** Start DATA ENTRIES **

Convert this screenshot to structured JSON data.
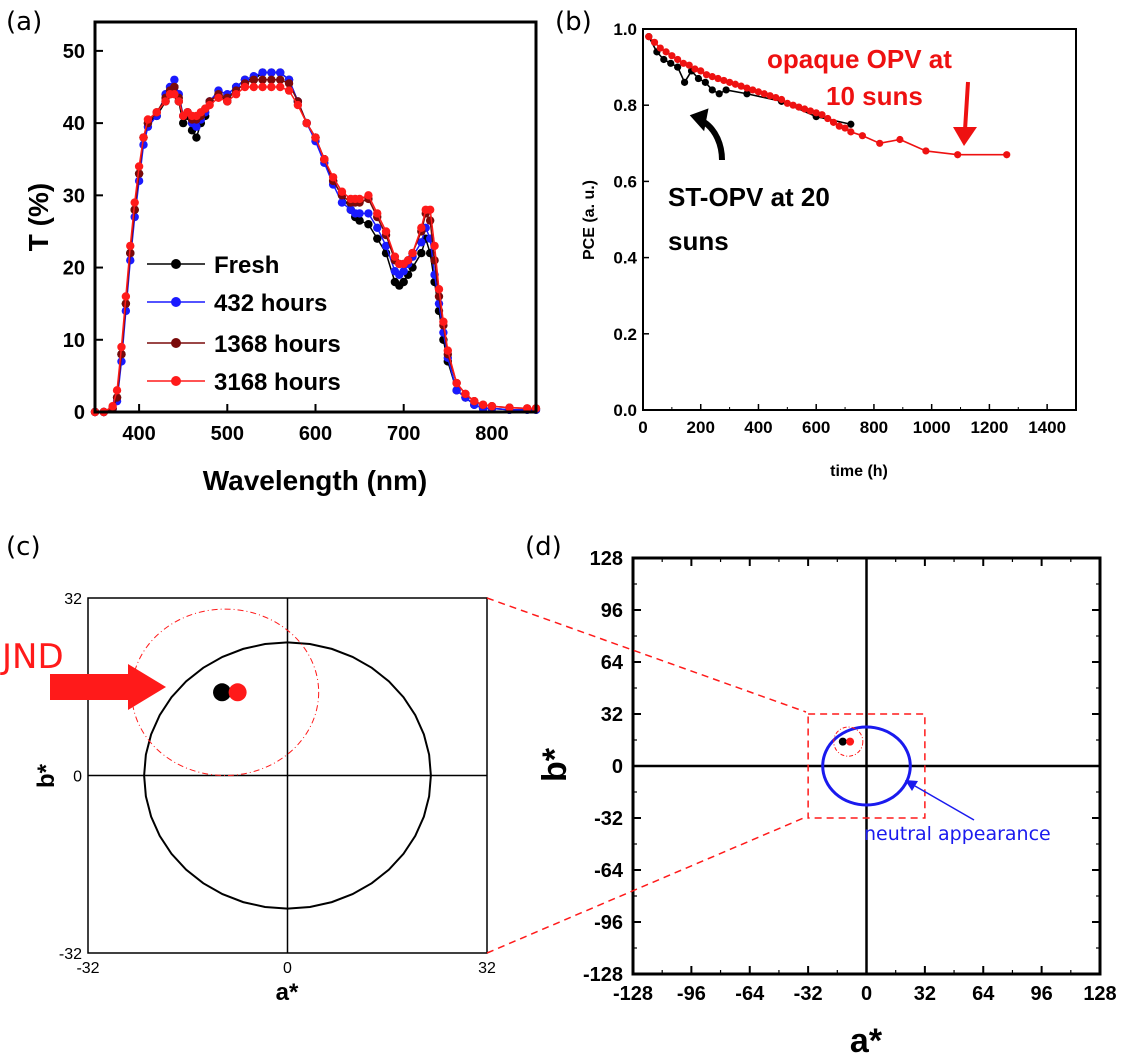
{
  "colors": {
    "fresh": "#000000",
    "h432": "#1a1aff",
    "h1368": "#7a0a0a",
    "h3168": "#ff1a1a",
    "st_opv": "#000000",
    "opaque": "#ee1111",
    "neutral": "#1a1aee",
    "jnd": "#ff1a1a"
  },
  "chart_data": [
    {
      "id": "a",
      "type": "line",
      "panel_label": "(a)",
      "xlabel": "Wavelength (nm)",
      "ylabel": "T (%)",
      "xlim": [
        350,
        850
      ],
      "ylim": [
        0,
        54
      ],
      "xticks": [
        400,
        500,
        600,
        700,
        800
      ],
      "yticks": [
        0,
        10,
        20,
        30,
        40,
        50
      ],
      "legend_position": "center-left",
      "series": [
        {
          "name": "Fresh",
          "color": "#000000",
          "x": [
            350,
            360,
            370,
            375,
            380,
            385,
            390,
            395,
            400,
            405,
            410,
            420,
            430,
            435,
            440,
            445,
            450,
            455,
            460,
            465,
            470,
            475,
            480,
            490,
            500,
            510,
            520,
            530,
            540,
            550,
            560,
            570,
            580,
            590,
            600,
            610,
            620,
            630,
            640,
            645,
            650,
            660,
            670,
            680,
            690,
            695,
            700,
            705,
            710,
            720,
            725,
            730,
            735,
            740,
            745,
            750,
            760,
            770,
            780,
            790,
            800,
            820,
            840,
            850
          ],
          "y": [
            0,
            0,
            0.5,
            2,
            8,
            15,
            22,
            28,
            33,
            38,
            40,
            41,
            43,
            44,
            45,
            43,
            40,
            41,
            39,
            38,
            40,
            41,
            43,
            44,
            43,
            45,
            46,
            46,
            47,
            47,
            47,
            46,
            43,
            40,
            38,
            35,
            32,
            30,
            28,
            27,
            26.5,
            26,
            24,
            22,
            18,
            17.5,
            18,
            19,
            20,
            22,
            24,
            22,
            18,
            14,
            10,
            7,
            3,
            2,
            1,
            0.5,
            0.5,
            0.3,
            0.3,
            0.3
          ]
        },
        {
          "name": "432 hours",
          "color": "#1a1aff",
          "x": [
            350,
            360,
            370,
            375,
            380,
            385,
            390,
            395,
            400,
            405,
            410,
            420,
            430,
            435,
            440,
            445,
            450,
            455,
            460,
            465,
            470,
            475,
            480,
            490,
            500,
            510,
            520,
            530,
            540,
            550,
            560,
            570,
            580,
            590,
            600,
            610,
            620,
            630,
            640,
            645,
            650,
            660,
            670,
            680,
            690,
            695,
            700,
            705,
            710,
            720,
            725,
            730,
            735,
            740,
            745,
            750,
            760,
            770,
            780,
            790,
            800,
            820,
            840,
            850
          ],
          "y": [
            0,
            0,
            0.4,
            1.5,
            7,
            14,
            21,
            27,
            32,
            37,
            39.5,
            41,
            44,
            45,
            46,
            44,
            41,
            41.5,
            40,
            39.5,
            40.5,
            41.5,
            43,
            44.5,
            44,
            45,
            46,
            46.5,
            47,
            47,
            47,
            46,
            43,
            40,
            37.5,
            34.5,
            31.5,
            29,
            28,
            27.5,
            27.5,
            27.5,
            25.5,
            23,
            19.5,
            19,
            19.5,
            20.5,
            21.5,
            23.5,
            25.5,
            24,
            19,
            15,
            11,
            7.5,
            3,
            2,
            1,
            0.5,
            0.5,
            0.3,
            0.3,
            0.3
          ]
        },
        {
          "name": "1368 hours",
          "color": "#7a0a0a",
          "x": [
            350,
            360,
            370,
            375,
            380,
            385,
            390,
            395,
            400,
            405,
            410,
            420,
            430,
            435,
            440,
            445,
            450,
            455,
            460,
            465,
            470,
            475,
            480,
            490,
            500,
            510,
            520,
            530,
            540,
            550,
            560,
            570,
            580,
            590,
            600,
            610,
            620,
            630,
            640,
            645,
            650,
            660,
            670,
            680,
            690,
            695,
            700,
            705,
            710,
            720,
            725,
            730,
            735,
            740,
            745,
            750,
            760,
            770,
            780,
            790,
            800,
            820,
            840,
            850
          ],
          "y": [
            0,
            0,
            0.5,
            2,
            8,
            15,
            22,
            28,
            33,
            38,
            40,
            41.5,
            43.5,
            44.5,
            45,
            43.5,
            41,
            41.5,
            40.5,
            40.5,
            41,
            42,
            43,
            44,
            43.5,
            44.5,
            45.5,
            46,
            46,
            46,
            46,
            45.5,
            43,
            40,
            38,
            35,
            32,
            30,
            29,
            29,
            29,
            29.5,
            27,
            24.5,
            21,
            20.5,
            20.5,
            21,
            22,
            25,
            27.5,
            26.5,
            21,
            16,
            12,
            8,
            4,
            2.5,
            1.5,
            1,
            0.8,
            0.6,
            0.5,
            0.5
          ]
        },
        {
          "name": "3168 hours",
          "color": "#ff1a1a",
          "x": [
            350,
            360,
            370,
            375,
            380,
            385,
            390,
            395,
            400,
            405,
            410,
            420,
            430,
            435,
            440,
            445,
            450,
            455,
            460,
            465,
            470,
            475,
            480,
            490,
            500,
            510,
            520,
            530,
            540,
            550,
            560,
            570,
            580,
            590,
            600,
            610,
            620,
            630,
            640,
            645,
            650,
            660,
            670,
            680,
            690,
            695,
            700,
            705,
            710,
            720,
            725,
            730,
            735,
            740,
            745,
            750,
            760,
            770,
            780,
            790,
            800,
            820,
            840,
            850
          ],
          "y": [
            0,
            0,
            0.8,
            3,
            9,
            16,
            23,
            29,
            34,
            38,
            40.5,
            41.5,
            43,
            44,
            44,
            43,
            41,
            41.5,
            41,
            41,
            41.5,
            42,
            42.5,
            43.5,
            43,
            44,
            45,
            45,
            45,
            45,
            45,
            44.5,
            42.5,
            40,
            38,
            35,
            32.5,
            30.5,
            29.5,
            29.5,
            29.5,
            30,
            27.5,
            25,
            21.5,
            20.5,
            20.5,
            21,
            22,
            25.5,
            28,
            28,
            23,
            17,
            12.5,
            8.5,
            4,
            2.5,
            1.5,
            1,
            0.8,
            0.6,
            0.5,
            0.5
          ]
        }
      ]
    },
    {
      "id": "b",
      "type": "line",
      "panel_label": "(b)",
      "xlabel": "time (h)",
      "ylabel": "PCE (a. u.)",
      "xlim": [
        0,
        1500
      ],
      "ylim": [
        0,
        1.0
      ],
      "xticks": [
        0,
        200,
        400,
        600,
        800,
        1000,
        1200,
        1400
      ],
      "yticks": [
        0.0,
        0.2,
        0.4,
        0.6,
        0.8,
        1.0
      ],
      "series": [
        {
          "name": "ST-OPV at 20 suns",
          "color": "#000000",
          "x": [
            20,
            48,
            72,
            96,
            120,
            144,
            168,
            192,
            216,
            240,
            264,
            288,
            360,
            480,
            600,
            720
          ],
          "y": [
            0.98,
            0.94,
            0.92,
            0.91,
            0.9,
            0.86,
            0.89,
            0.87,
            0.86,
            0.84,
            0.83,
            0.84,
            0.83,
            0.81,
            0.77,
            0.75
          ]
        },
        {
          "name": "opaque OPV at 10 suns",
          "color": "#ee1111",
          "x": [
            20,
            40,
            60,
            80,
            100,
            120,
            140,
            160,
            180,
            200,
            220,
            240,
            260,
            280,
            300,
            320,
            340,
            360,
            380,
            400,
            420,
            440,
            460,
            480,
            500,
            520,
            540,
            560,
            580,
            600,
            620,
            640,
            660,
            680,
            700,
            720,
            760,
            820,
            890,
            980,
            1090,
            1260
          ],
          "y": [
            0.98,
            0.965,
            0.95,
            0.94,
            0.93,
            0.92,
            0.91,
            0.905,
            0.895,
            0.89,
            0.88,
            0.875,
            0.87,
            0.865,
            0.86,
            0.855,
            0.85,
            0.845,
            0.84,
            0.835,
            0.83,
            0.825,
            0.82,
            0.815,
            0.805,
            0.8,
            0.795,
            0.79,
            0.785,
            0.78,
            0.775,
            0.765,
            0.755,
            0.745,
            0.74,
            0.73,
            0.72,
            0.7,
            0.71,
            0.68,
            0.67,
            0.67
          ]
        }
      ],
      "annotations": [
        {
          "text_lines": [
            "opaque OPV at",
            "10 suns"
          ],
          "color": "#ee1111"
        },
        {
          "text_lines": [
            "ST-OPV at 20",
            "suns"
          ],
          "color": "#000000"
        }
      ]
    },
    {
      "id": "c",
      "type": "scatter",
      "panel_label": "(c)",
      "xlabel": "a*",
      "ylabel": "b*",
      "xlim": [
        -32,
        32
      ],
      "ylim": [
        -32,
        32
      ],
      "xticks": [
        -32,
        0,
        32
      ],
      "yticks": [
        -32,
        0,
        32
      ],
      "points": [
        {
          "a": -10.5,
          "b": 15,
          "color": "#000000"
        },
        {
          "a": -8,
          "b": 15,
          "color": "#ff1a1a"
        }
      ],
      "neutral_circle": {
        "center": [
          0,
          0
        ],
        "radius_a": 23,
        "radius_b": 24
      },
      "jnd_circle": {
        "center": [
          -10,
          15
        ],
        "radius": 15
      },
      "annotation": "JND"
    },
    {
      "id": "d",
      "type": "scatter",
      "panel_label": "(d)",
      "xlabel": "a*",
      "ylabel": "b*",
      "xlim": [
        -128,
        128
      ],
      "ylim": [
        -128,
        128
      ],
      "xticks": [
        -128,
        -96,
        -64,
        -32,
        0,
        32,
        64,
        96,
        128
      ],
      "yticks": [
        -128,
        -96,
        -64,
        -32,
        0,
        32,
        64,
        96,
        128
      ],
      "points": [
        {
          "a": -13,
          "b": 15,
          "color": "#000000"
        },
        {
          "a": -9,
          "b": 15,
          "color": "#ff1a1a"
        }
      ],
      "neutral_circle": {
        "center": [
          0,
          0
        ],
        "radius_a": 24,
        "radius_b": 24
      },
      "jnd_circle": {
        "center": [
          -10,
          15
        ],
        "radius": 8
      },
      "zoom_box": [
        -32,
        32,
        -32,
        32
      ],
      "annotation": "neutral appearance"
    }
  ]
}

** End DATA ENTRIES **

GIVEN REQUEST:
Using the records above, copy each line that contains "suns".

ANSWER FOR THIS EXERCISE:
          "name": "ST-OPV at 20 suns",
          "name": "opaque OPV at 10 suns",
            "10 suns"
            "suns"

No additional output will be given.